Data extracted from a collection:
"""
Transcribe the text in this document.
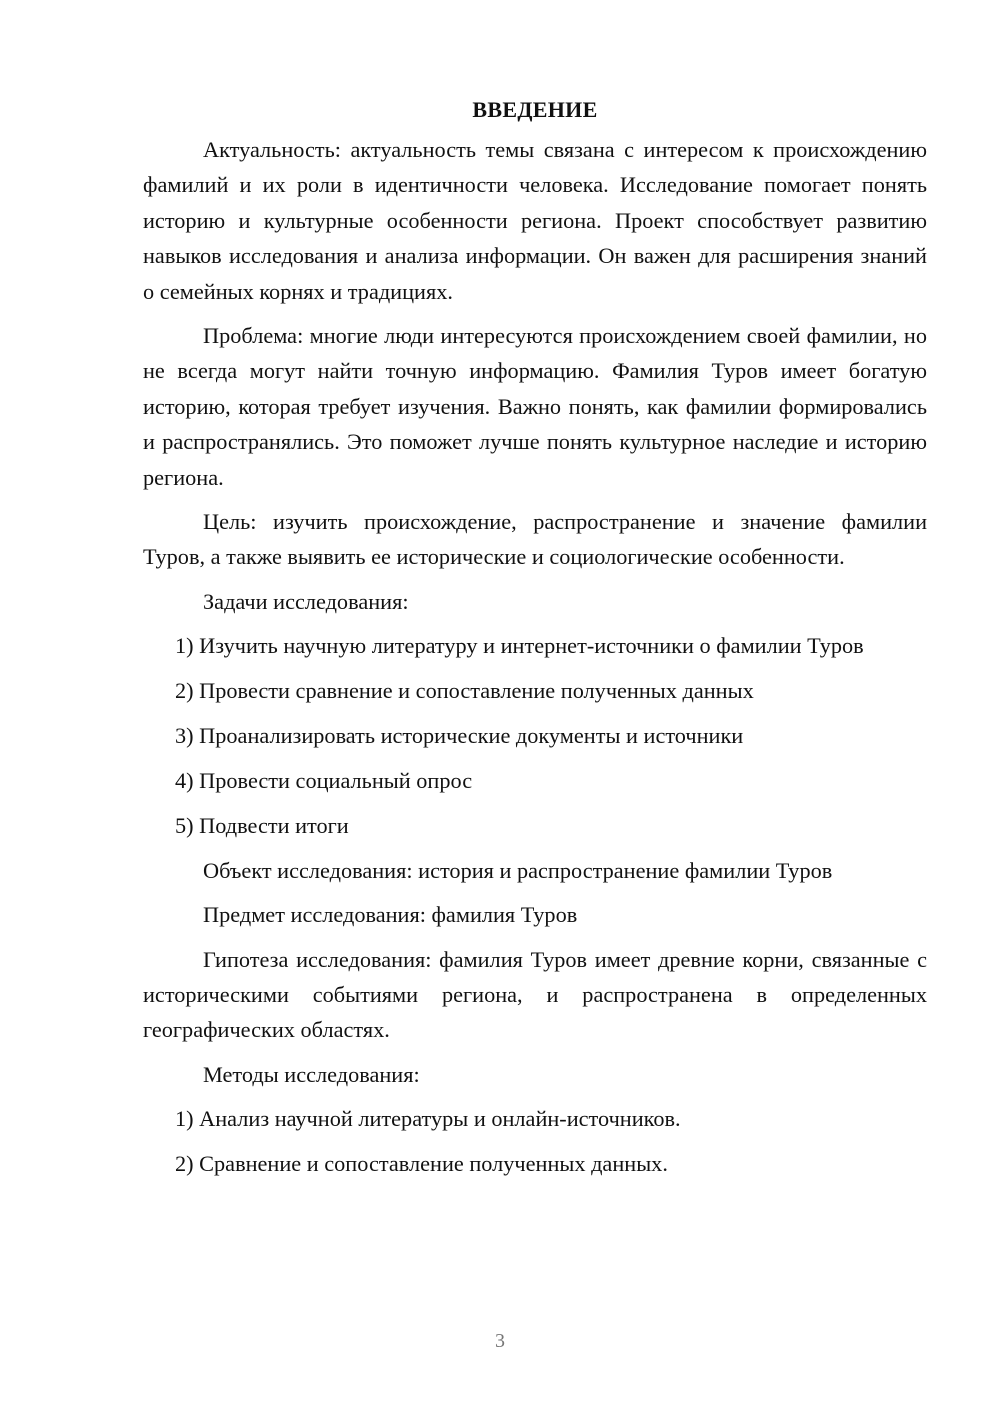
ВВЕДЕНИЕ

Актуальность: актуальность темы связана с интересом к происхождению фамилий и их роли в идентичности человека. Исследование помогает понять историю и культурные особенности региона. Проект способствует развитию навыков исследования и анализа информации. Он важен для расширения знаний о семейных корнях и традициях.

Проблема: многие люди интересуются происхождением своей фамилии, но не всегда могут найти точную информацию. Фамилия Туров имеет богатую историю, которая требует изучения. Важно понять, как фамилии формировались и распространялись. Это поможет лучше понять культурное наследие и историю региона.

Цель: изучить происхождение, распространение и значение фамилии Туров, а также выявить ее исторические и социологические особенности.

Задачи исследования:

1) Изучить научную литературу и интернет-источники о фамилии Туров

2) Провести сравнение и сопоставление полученных данных

3) Проанализировать исторические документы и источники

4) Провести социальный опрос

5) Подвести итоги

Объект исследования: история и распространение фамилии Туров

Предмет исследования: фамилия Туров

Гипотеза исследования: фамилия Туров имеет древние корни, связанные с историческими событиями региона, и распространена в определенных географических областях.

Методы исследования:

1) Анализ научной литературы и онлайн-источников.

2) Сравнение и сопоставление полученных данных.

3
"""
§ SET PROBLEM
With the pictures omitted, reproduce the records in full and exactly.

§ SOLUTION TO THIS EXERCISE
Transcribe the text in this document.
ВВЕДЕНИЕ

Актуальность: актуальность темы связана с интересом к происхождению фамилий и их роли в идентичности человека. Исследование помогает понять историю и культурные особенности региона. Проект способствует развитию навыков исследования и анализа информации. Он важен для расширения знаний о семейных корнях и традициях.

Проблема: многие люди интересуются происхождением своей фамилии, но не всегда могут найти точную информацию. Фамилия Туров имеет богатую историю, которая требует изучения. Важно понять, как фамилии формировались и распространялись. Это поможет лучше понять культурное наследие и историю региона.

Цель: изучить происхождение, распространение и значение фамилии Туров, а также выявить ее исторические и социологические особенности.

Задачи исследования:

1) Изучить научную литературу и интернет-источники о фамилии Туров

2) Провести сравнение и сопоставление полученных данных

3) Проанализировать исторические документы и источники

4) Провести социальный опрос

5) Подвести итоги

Объект исследования: история и распространение фамилии Туров

Предмет исследования: фамилия Туров

Гипотеза исследования: фамилия Туров имеет древние корни, связанные с историческими событиями региона, и распространена в определенных географических областях.

Методы исследования:

1) Анализ научной литературы и онлайн-источников.

2) Сравнение и сопоставление полученных данных.

3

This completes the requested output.